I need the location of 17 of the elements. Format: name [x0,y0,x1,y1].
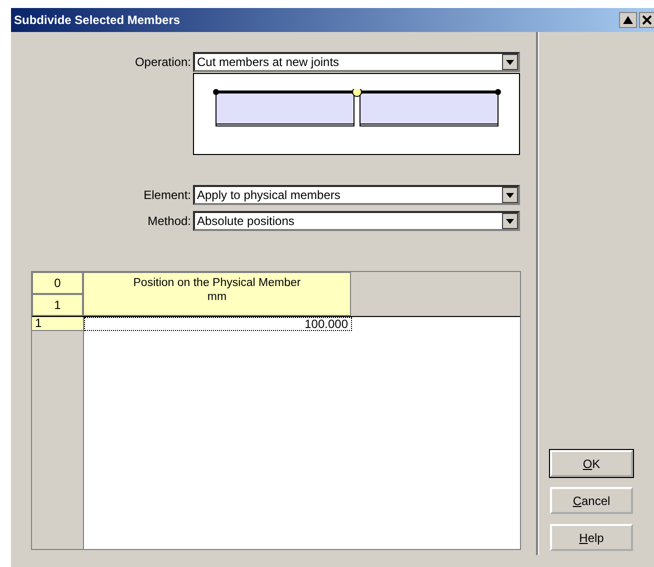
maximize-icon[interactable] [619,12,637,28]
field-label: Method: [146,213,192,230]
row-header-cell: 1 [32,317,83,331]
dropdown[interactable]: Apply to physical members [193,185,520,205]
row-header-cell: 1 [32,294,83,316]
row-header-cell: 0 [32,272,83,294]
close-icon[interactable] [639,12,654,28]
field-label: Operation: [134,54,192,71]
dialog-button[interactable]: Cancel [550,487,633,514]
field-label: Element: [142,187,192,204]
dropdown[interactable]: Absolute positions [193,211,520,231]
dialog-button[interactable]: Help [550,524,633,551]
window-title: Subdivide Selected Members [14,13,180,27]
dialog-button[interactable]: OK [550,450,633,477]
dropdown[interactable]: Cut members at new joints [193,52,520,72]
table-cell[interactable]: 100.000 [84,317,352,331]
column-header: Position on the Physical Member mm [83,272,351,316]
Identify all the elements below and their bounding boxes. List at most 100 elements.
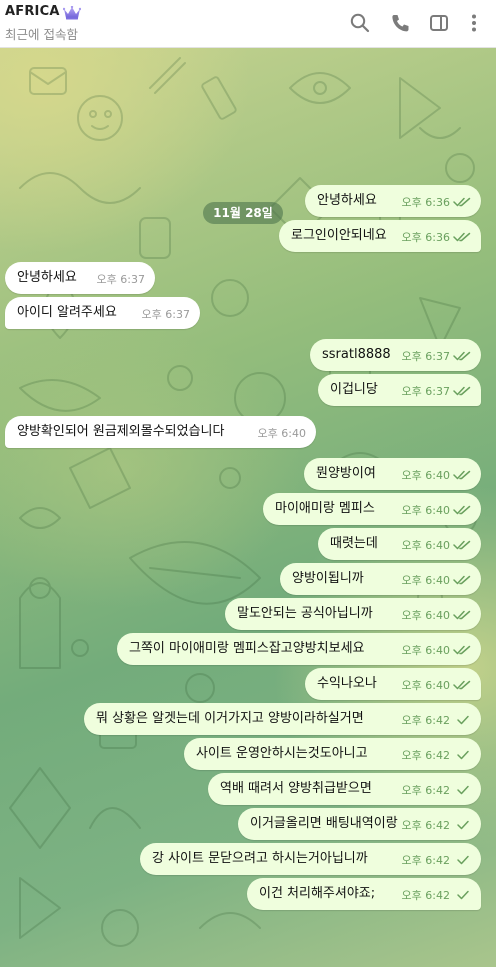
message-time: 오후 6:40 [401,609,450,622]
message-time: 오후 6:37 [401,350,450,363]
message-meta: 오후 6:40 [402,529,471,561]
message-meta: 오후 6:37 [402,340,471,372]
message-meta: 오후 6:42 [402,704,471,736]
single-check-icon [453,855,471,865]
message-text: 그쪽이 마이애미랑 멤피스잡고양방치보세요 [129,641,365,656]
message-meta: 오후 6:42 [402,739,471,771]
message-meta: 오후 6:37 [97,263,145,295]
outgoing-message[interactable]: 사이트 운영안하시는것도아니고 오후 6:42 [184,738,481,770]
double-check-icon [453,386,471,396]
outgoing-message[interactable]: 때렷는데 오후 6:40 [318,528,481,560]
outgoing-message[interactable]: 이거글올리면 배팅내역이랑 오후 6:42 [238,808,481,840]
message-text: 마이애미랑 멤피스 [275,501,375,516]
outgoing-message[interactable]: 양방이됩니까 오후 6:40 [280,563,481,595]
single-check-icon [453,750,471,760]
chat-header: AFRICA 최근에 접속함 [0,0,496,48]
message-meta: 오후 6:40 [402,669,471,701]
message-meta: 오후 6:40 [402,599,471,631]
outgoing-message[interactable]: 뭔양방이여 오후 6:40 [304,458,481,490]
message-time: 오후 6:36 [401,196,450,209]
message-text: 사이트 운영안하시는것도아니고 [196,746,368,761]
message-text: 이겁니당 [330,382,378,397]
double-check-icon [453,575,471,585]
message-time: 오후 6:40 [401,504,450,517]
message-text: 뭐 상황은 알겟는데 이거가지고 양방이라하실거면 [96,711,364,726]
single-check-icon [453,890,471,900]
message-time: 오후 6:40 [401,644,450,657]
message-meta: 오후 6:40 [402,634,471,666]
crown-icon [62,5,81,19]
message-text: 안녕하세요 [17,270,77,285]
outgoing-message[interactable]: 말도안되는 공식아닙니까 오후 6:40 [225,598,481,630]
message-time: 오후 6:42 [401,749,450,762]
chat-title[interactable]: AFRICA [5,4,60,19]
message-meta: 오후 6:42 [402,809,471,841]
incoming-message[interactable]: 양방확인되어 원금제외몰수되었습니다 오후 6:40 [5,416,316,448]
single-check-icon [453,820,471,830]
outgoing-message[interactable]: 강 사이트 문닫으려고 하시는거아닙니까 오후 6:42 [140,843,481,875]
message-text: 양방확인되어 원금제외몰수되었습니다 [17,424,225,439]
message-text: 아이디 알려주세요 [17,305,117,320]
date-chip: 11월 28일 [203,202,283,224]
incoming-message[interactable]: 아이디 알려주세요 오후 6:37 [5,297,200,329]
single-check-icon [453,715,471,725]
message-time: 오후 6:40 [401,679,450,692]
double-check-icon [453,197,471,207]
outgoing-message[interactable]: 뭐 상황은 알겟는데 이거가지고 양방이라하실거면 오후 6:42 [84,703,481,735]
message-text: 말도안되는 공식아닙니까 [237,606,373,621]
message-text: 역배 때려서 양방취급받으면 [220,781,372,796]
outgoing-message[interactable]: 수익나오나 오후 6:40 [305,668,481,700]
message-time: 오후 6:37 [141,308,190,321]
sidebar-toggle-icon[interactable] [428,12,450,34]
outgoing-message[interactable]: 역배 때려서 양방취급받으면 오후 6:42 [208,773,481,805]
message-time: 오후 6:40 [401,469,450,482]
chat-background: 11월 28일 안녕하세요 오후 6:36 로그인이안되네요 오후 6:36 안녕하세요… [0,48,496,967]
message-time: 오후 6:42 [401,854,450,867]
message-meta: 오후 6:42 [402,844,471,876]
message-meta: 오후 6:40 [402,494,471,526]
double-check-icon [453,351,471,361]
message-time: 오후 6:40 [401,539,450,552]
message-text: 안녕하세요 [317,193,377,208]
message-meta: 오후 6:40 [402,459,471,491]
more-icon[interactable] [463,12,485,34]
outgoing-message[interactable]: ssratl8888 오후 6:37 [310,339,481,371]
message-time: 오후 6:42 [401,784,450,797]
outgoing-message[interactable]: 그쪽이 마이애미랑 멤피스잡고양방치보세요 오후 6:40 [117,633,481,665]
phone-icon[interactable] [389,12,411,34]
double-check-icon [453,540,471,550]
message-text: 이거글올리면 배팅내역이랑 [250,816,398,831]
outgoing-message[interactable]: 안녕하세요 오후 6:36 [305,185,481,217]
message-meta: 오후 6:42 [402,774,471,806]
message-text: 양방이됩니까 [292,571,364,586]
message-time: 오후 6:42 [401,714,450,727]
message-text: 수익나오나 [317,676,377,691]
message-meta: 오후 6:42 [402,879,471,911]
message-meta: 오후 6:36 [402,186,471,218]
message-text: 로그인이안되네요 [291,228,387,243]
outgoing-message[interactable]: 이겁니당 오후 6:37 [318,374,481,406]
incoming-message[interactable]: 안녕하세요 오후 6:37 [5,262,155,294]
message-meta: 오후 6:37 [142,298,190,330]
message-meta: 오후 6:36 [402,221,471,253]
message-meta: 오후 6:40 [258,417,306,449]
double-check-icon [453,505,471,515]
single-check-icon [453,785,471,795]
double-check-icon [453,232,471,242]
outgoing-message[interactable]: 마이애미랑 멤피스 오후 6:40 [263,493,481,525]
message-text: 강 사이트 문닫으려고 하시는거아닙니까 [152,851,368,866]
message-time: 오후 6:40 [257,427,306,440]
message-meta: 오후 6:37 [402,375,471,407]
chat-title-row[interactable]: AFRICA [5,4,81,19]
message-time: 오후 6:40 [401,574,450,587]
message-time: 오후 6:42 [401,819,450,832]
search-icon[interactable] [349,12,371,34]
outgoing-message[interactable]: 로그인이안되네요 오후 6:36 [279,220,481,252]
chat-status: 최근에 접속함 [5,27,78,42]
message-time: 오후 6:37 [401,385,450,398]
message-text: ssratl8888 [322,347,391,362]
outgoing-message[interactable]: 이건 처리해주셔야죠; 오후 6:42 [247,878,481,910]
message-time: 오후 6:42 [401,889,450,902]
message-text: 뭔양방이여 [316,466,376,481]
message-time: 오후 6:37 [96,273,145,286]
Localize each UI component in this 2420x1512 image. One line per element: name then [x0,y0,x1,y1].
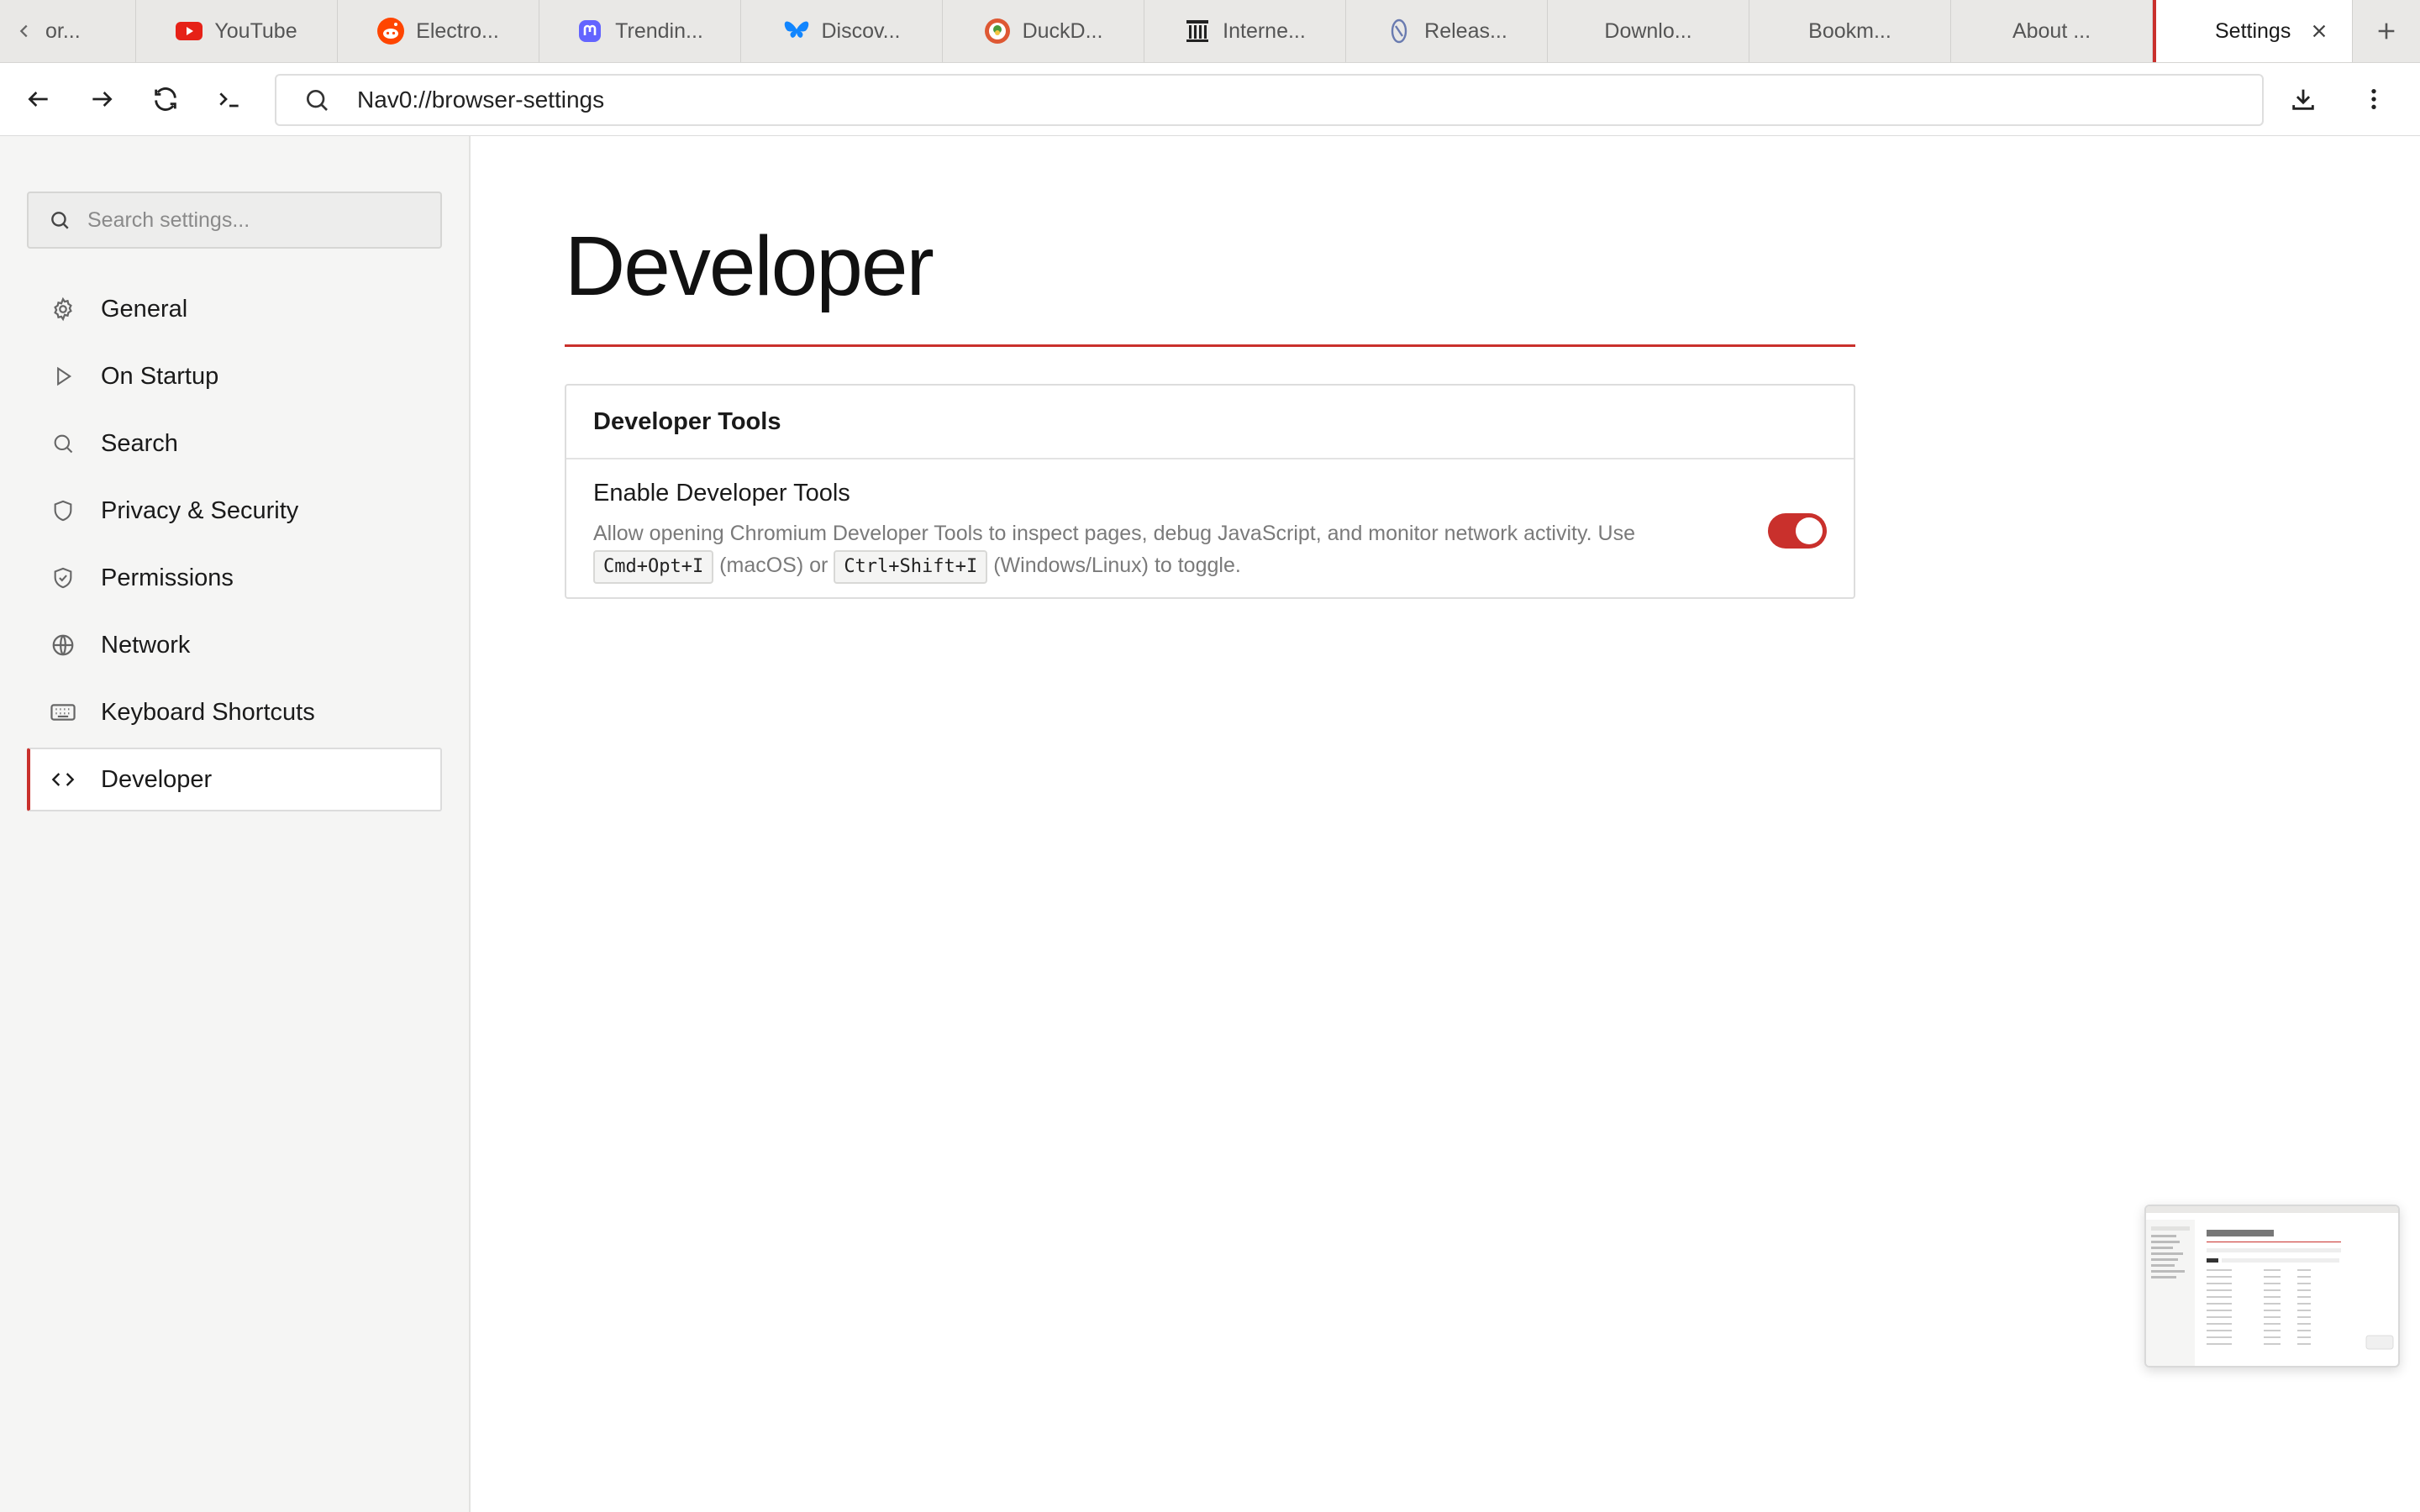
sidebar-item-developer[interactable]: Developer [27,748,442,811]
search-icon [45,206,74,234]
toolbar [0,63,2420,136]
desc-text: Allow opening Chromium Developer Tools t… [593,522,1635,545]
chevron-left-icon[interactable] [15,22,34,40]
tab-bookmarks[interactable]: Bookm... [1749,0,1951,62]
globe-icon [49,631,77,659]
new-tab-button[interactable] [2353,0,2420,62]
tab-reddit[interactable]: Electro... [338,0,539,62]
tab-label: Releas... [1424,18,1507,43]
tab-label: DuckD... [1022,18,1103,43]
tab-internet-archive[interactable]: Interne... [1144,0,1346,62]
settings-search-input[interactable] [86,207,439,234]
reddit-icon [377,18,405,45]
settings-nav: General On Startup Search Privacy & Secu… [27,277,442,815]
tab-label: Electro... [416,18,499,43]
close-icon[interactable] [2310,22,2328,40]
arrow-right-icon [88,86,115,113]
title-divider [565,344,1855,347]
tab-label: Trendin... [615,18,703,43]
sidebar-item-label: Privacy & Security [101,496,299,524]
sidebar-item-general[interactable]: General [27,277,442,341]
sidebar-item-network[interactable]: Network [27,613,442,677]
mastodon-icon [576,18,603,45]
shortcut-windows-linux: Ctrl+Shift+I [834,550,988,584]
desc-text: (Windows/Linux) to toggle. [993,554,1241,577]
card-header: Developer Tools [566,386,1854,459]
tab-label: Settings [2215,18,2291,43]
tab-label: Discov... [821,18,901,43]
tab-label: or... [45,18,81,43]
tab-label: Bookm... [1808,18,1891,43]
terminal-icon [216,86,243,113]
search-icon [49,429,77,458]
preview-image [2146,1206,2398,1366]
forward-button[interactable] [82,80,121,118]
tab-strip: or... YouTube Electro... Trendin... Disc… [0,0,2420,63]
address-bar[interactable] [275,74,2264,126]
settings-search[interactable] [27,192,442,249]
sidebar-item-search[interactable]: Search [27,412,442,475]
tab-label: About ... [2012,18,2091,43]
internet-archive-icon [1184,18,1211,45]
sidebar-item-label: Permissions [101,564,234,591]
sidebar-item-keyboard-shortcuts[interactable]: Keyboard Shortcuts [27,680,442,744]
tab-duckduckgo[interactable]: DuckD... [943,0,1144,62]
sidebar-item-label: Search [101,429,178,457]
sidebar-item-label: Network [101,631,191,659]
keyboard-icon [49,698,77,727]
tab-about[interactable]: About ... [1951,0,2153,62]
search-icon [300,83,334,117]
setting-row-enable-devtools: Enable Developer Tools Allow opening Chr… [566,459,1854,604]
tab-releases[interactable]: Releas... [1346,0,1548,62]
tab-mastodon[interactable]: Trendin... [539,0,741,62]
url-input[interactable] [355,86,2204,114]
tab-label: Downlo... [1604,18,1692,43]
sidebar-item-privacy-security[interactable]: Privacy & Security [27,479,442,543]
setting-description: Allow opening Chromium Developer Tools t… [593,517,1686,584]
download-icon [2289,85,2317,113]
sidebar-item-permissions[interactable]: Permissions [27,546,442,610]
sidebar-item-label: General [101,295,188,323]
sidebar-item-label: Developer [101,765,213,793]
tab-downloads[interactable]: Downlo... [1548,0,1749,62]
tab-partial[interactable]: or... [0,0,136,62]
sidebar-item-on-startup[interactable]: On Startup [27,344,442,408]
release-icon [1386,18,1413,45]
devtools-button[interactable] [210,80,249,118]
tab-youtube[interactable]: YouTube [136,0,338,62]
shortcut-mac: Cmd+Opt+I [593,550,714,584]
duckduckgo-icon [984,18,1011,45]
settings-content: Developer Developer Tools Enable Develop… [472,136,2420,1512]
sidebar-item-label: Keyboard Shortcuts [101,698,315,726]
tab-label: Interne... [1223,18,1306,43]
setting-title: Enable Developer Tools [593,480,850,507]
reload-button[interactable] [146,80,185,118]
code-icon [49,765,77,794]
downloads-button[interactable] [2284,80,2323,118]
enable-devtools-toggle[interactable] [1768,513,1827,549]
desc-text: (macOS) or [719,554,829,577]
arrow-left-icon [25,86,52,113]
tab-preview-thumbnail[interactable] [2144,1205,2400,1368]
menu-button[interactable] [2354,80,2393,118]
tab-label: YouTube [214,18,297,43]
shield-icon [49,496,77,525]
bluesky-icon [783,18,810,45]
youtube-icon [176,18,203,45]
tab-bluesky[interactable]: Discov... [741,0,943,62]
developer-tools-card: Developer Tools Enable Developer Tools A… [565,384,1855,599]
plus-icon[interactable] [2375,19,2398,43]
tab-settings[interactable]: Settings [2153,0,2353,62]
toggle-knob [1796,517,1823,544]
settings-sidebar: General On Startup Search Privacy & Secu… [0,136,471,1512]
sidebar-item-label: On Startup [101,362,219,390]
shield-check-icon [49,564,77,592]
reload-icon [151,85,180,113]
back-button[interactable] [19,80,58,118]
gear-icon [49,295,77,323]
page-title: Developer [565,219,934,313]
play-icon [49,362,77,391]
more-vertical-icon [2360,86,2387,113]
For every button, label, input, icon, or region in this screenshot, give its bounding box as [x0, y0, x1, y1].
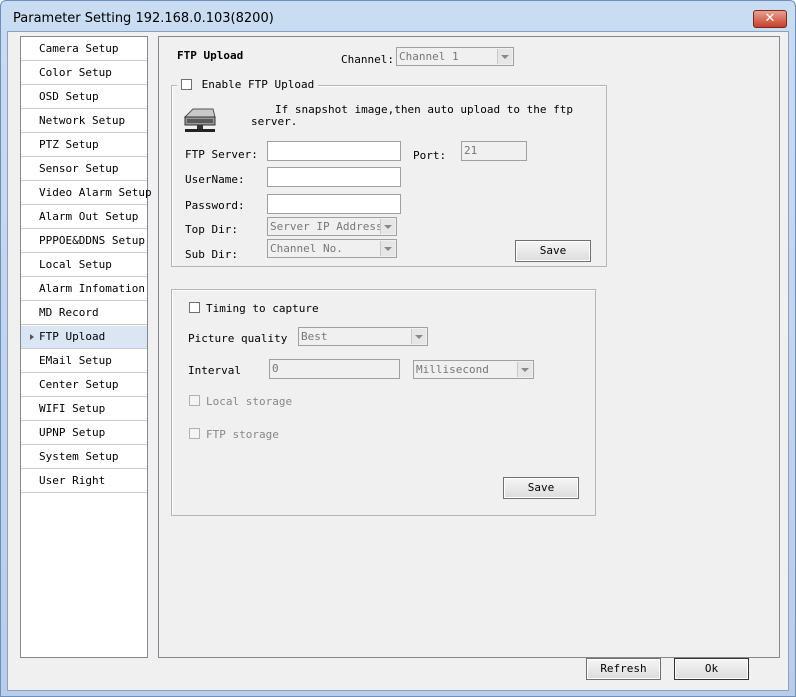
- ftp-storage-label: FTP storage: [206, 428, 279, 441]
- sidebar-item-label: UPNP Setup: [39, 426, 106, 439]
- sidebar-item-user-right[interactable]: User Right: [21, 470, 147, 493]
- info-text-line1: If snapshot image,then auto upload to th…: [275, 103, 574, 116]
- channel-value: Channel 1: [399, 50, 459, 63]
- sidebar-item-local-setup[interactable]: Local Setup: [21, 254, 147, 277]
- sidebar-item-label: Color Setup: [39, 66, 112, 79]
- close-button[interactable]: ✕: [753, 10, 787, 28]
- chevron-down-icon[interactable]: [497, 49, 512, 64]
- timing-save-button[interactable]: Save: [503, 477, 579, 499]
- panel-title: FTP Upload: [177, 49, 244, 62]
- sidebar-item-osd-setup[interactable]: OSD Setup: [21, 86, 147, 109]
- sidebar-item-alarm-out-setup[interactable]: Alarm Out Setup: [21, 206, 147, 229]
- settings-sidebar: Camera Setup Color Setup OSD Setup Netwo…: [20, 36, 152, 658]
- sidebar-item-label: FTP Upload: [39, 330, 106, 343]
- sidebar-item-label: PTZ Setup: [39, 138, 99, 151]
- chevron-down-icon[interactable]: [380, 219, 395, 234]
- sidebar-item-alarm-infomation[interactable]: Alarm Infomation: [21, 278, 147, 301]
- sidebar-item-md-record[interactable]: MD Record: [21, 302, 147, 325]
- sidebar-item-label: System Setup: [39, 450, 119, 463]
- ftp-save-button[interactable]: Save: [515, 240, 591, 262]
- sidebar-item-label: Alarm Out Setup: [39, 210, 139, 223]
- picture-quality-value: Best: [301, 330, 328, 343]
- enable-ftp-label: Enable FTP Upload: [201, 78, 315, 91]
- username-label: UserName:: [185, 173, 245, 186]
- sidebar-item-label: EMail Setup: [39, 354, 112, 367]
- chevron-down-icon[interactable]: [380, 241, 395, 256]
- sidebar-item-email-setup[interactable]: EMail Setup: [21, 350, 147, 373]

■ **EXERCISE**: Please write out, unchanged, the lines of the listing starting with the line that contains "message-time: 오후 6:40 [401,609,450,622]" and going on through the line that contains "double-check-icon [453,386,471,396]", both included.

■ **RESPONSE TO THE TASK**:
message-time: 오후 6:40 [401,609,450,622]
message-time: 오후 6:37 [401,350,450,363]
message-meta: 오후 6:40 [402,529,471,561]
message-meta: 오후 6:37 [402,340,471,372]
message-meta: 오후 6:42 [402,704,471,736]
single-check-icon [453,855,471,865]
message-text: 그쪽이 마이애미랑 멤피스잡고양방치보세요 [129,641,365,656]
message-meta: 오후 6:42 [402,739,471,771]
message-meta: 오후 6:37 [97,263,145,295]
outgoing-message[interactable]: 사이트 운영안하시는것도아니고 오후 6:42 [184,738,481,770]
double-check-icon [453,386,471,396]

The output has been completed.